**Objective**.
Output the material below unchanged, apart from leaving out the pictures.

**Data lines**.
-- Start --

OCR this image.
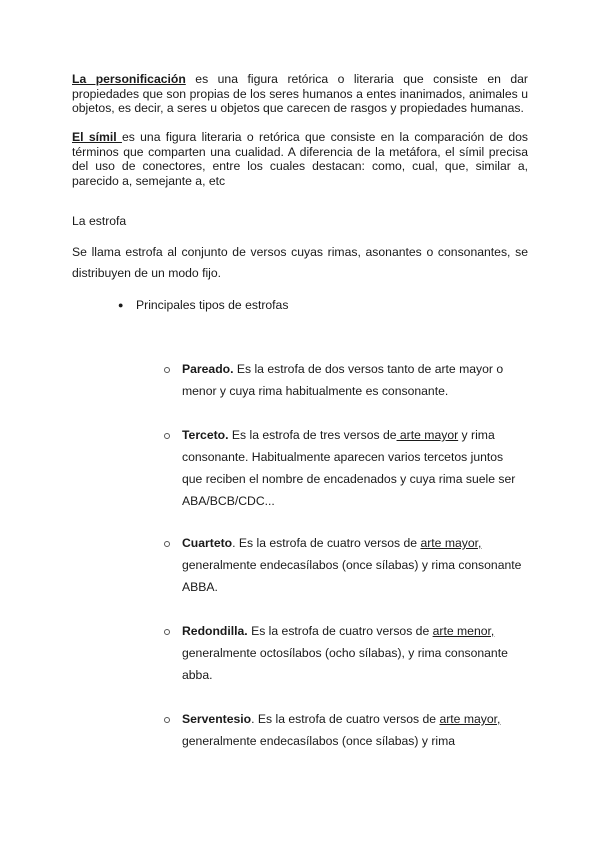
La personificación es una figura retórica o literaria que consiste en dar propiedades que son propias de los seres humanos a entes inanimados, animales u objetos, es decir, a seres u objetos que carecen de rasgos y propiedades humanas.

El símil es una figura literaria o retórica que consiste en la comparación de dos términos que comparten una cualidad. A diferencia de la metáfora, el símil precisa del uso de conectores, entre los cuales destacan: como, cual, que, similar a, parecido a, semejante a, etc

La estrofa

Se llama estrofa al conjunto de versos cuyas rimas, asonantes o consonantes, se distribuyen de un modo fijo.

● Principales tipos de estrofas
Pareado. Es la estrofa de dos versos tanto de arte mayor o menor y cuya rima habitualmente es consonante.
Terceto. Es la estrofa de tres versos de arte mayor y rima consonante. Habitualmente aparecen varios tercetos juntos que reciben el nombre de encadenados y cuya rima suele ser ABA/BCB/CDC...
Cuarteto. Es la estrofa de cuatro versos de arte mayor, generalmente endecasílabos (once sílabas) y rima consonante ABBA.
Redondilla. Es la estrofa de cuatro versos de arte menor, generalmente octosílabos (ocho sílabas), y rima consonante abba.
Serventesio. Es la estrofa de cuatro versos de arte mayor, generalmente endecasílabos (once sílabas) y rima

-- End --

**Result for this task**.
OCR this image.
La personificación es una figura retórica o literaria que consiste en dar propiedades que son propias de los seres humanos a entes inanimados, animales u objetos, es decir, a seres u objetos que carecen de rasgos y propiedades humanas.

El símil es una figura literaria o retórica que consiste en la comparación de dos términos que comparten una cualidad. A diferencia de la metáfora, el símil precisa del uso de conectores, entre los cuales destacan: como, cual, que, similar a, parecido a, semejante a, etc

La estrofa

Se llama estrofa al conjunto de versos cuyas rimas, asonantes o consonantes, se distribuyen de un modo fijo.

● Principales tipos de estrofas
Pareado. Es la estrofa de dos versos tanto de arte mayor o menor y cuya rima habitualmente es consonante.
Terceto. Es la estrofa de tres versos de arte mayor y rima consonante. Habitualmente aparecen varios tercetos juntos que reciben el nombre de encadenados y cuya rima suele ser ABA/BCB/CDC...
Cuarteto. Es la estrofa de cuatro versos de arte mayor, generalmente endecasílabos (once sílabas) y rima consonante ABBA.
Redondilla. Es la estrofa de cuatro versos de arte menor, generalmente octosílabos (ocho sílabas), y rima consonante abba.
Serventesio. Es la estrofa de cuatro versos de arte mayor, generalmente endecasílabos (once sílabas) y rima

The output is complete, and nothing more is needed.